━━ QUOTED TEXT

The Boeing dilemma

Ramesh Lutchmedial
Ramesh Lutchmedial


‘Less experienced pilots tend to fixate on automation and sometimes get caught up in the man-machine interface during abnormal situations in flight which can momentarily delay their responses to take timely corrective action’


LATE LAST week Boeing announced it had completed the fix for the 737 Max software. In a statement, Boeing said it had flown a Max on 207 flights for more than 360 flying hours. The software now must be reviewed by the US Federal Aviation Administration (FAA) and the regulatory bodies in other major jurisdictions in which the Max is likely to operate.

The worldwide grounding of the 737 Max in March after two fatal accidents within five months is estimated to be costing Boeing approximately $1 billion a month in loss revenues.

The 737 Max series aircraft was intended to be Boeing’s success story for the 21st century. On a cool December 8, 2015, the first 737 Max aircraft, dubbed “The Spirit of Renton,” was unveiled in the presence of thousands of employees. It was Boeing’s response to its major rival Airbus’s A320neo, with new fuel efficient engines and improved aerodynamics.

Since the grounding of the Max fleet, the US Department of Transportation has ordered an audit of the regulatory process that led to the FAA certification of the aircraft. The certification of the Max is the subject of probes by US congressional committees as it is felt the FAA may have been a victim of “regulatory capture.”

The major design difference between the Max and earlier variants of the 737 is the incorporation of a flight envelope protection called Maneuvering Characteristics Augmentation System (MCAS). The MCAS is intended to initiate automatic corrective action if the aircraft angle of attack sensors detect an impending stall down due a nose up attitude that can be caused at high thrust settings by the larger, higher and the more forward location of the Max’s LEAP engines, such as during takeoffs. Its purpose was to give pilots the “same feel” as the Boeing 737-800.

The fatal crashes of both Lion Air and Ethiopian Airlines Max aircraft are linked to the performance of the MCAS. Both accidents are under investigation and the final reports will identify the most probable cause(s) with several recommendations to prevent a reoccurrence.

Without prejudice to the ongoing investigations of both crashes, the experience of the pilots must be considered. The Ethiopian Airlines co-pilot had about 200 flying hours total experience and the captain was under 29 years old and his jet experience is not known.

━━━━
━━ DATA LINES

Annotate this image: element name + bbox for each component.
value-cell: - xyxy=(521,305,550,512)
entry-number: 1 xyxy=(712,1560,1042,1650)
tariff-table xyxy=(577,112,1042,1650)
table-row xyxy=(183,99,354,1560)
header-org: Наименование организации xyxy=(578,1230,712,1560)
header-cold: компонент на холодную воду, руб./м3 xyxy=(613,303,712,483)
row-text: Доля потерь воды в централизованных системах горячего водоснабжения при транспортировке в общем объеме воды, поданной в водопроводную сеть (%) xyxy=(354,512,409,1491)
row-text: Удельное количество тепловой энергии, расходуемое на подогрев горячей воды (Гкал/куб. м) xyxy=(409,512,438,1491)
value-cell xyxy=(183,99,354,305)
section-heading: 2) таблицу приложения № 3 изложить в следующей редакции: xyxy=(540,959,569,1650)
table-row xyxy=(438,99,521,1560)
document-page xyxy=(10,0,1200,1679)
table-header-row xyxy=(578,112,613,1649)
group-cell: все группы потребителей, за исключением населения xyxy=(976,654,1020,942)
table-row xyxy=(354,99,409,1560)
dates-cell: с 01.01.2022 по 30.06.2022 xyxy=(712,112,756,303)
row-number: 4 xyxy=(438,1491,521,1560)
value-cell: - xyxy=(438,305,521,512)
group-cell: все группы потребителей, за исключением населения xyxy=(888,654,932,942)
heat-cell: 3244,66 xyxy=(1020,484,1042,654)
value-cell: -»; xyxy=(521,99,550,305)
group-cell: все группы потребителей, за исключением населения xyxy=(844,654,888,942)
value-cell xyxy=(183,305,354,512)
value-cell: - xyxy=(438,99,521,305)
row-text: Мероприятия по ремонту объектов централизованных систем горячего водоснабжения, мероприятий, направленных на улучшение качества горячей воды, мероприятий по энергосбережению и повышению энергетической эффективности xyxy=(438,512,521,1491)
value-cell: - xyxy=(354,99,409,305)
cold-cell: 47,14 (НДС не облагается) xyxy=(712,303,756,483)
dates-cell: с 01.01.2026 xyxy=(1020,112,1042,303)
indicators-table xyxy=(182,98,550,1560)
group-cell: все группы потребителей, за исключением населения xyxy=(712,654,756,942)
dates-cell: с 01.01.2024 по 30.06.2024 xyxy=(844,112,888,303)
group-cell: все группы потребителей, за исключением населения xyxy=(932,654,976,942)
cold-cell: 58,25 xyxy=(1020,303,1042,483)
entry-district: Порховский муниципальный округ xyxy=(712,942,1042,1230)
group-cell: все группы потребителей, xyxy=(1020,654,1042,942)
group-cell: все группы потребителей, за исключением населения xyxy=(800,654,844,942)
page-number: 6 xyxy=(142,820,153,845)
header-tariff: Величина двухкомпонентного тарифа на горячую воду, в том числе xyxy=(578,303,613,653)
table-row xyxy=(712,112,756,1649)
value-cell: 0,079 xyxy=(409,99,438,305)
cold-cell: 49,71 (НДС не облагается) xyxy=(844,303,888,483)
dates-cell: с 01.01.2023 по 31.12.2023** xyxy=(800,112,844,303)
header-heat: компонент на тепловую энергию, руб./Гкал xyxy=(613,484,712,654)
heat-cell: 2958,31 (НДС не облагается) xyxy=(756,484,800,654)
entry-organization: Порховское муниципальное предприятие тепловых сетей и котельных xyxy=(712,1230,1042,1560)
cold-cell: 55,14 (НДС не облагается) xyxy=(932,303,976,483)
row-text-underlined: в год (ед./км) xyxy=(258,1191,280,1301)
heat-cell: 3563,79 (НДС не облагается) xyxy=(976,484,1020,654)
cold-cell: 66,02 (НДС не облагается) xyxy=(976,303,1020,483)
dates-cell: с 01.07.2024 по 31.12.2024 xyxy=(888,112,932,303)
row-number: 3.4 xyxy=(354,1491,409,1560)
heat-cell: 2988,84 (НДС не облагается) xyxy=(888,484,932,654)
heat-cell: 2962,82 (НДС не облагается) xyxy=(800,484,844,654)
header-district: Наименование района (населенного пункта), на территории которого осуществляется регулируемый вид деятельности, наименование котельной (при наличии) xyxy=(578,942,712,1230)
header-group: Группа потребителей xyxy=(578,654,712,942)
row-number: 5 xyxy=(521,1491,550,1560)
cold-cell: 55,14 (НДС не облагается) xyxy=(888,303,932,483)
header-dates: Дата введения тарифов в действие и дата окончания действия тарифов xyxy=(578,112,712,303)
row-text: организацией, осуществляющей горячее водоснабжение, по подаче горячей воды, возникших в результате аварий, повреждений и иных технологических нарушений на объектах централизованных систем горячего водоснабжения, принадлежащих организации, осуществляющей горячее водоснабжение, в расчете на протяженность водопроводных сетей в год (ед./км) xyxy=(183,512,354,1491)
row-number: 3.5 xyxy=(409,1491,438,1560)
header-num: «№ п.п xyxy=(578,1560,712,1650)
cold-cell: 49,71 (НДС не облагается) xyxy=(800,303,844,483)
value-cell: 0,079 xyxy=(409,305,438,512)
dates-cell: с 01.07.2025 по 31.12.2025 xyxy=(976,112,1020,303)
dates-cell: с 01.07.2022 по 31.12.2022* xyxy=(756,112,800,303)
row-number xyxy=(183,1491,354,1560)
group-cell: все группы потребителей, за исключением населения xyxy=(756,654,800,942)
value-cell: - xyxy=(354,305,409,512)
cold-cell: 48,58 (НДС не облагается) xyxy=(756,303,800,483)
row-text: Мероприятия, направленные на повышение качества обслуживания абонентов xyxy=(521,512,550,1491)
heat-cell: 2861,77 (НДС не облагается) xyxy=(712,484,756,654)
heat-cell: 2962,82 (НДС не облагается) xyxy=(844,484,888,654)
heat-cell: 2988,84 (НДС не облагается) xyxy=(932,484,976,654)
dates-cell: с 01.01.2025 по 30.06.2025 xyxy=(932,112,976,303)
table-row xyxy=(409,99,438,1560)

━━━━

■ REQUIREMENTS
(A) In the Boeing 737 Max article, how many flights did Boeing say it had flown a Max on after completing the software fix?
(B) Please carry the Boeing 737 Max article forward from its final sentence.
The data has nothing to do with the Boeing 737 Max article.

■ EXPECTED RESULTS
(A) 207 flights.

(B)
Less experienced pilots tend to fixate on automation and sometimes get caught up in the man-machine interface during abnormal situations in flight which can momentarily delay their responses to take timely corrective action.

This could have been the situation with Ethiopian flight ET 302 as in the final moments, due to high thrust settings, the aircraft was travelling at speeds in excess of that required for that phase of flight, which could have made controllability difficult.

Aviation resides in a rapidly changing technological environment. The incorporation of the MCAS is part of the ongoing incremental automation in the design of aircraft and its systems aimed at reducing pilot workload with a consequent reduction in pilot fatigue, reduction in the size of cockpit crew and an overall improvement in operational safety and efficiency. Automation has significantly reduced aircraft accidents as evidenced by the latest Boeing accident statistics for all aircraft types.

Over the past three decades, the application of aircraft automation technology has provided important benefits in areas of fuel economy, flight controls, navigation and operations in all weather conditions. Automation has become a sales pitch for both Boeing and its competitor Airbus.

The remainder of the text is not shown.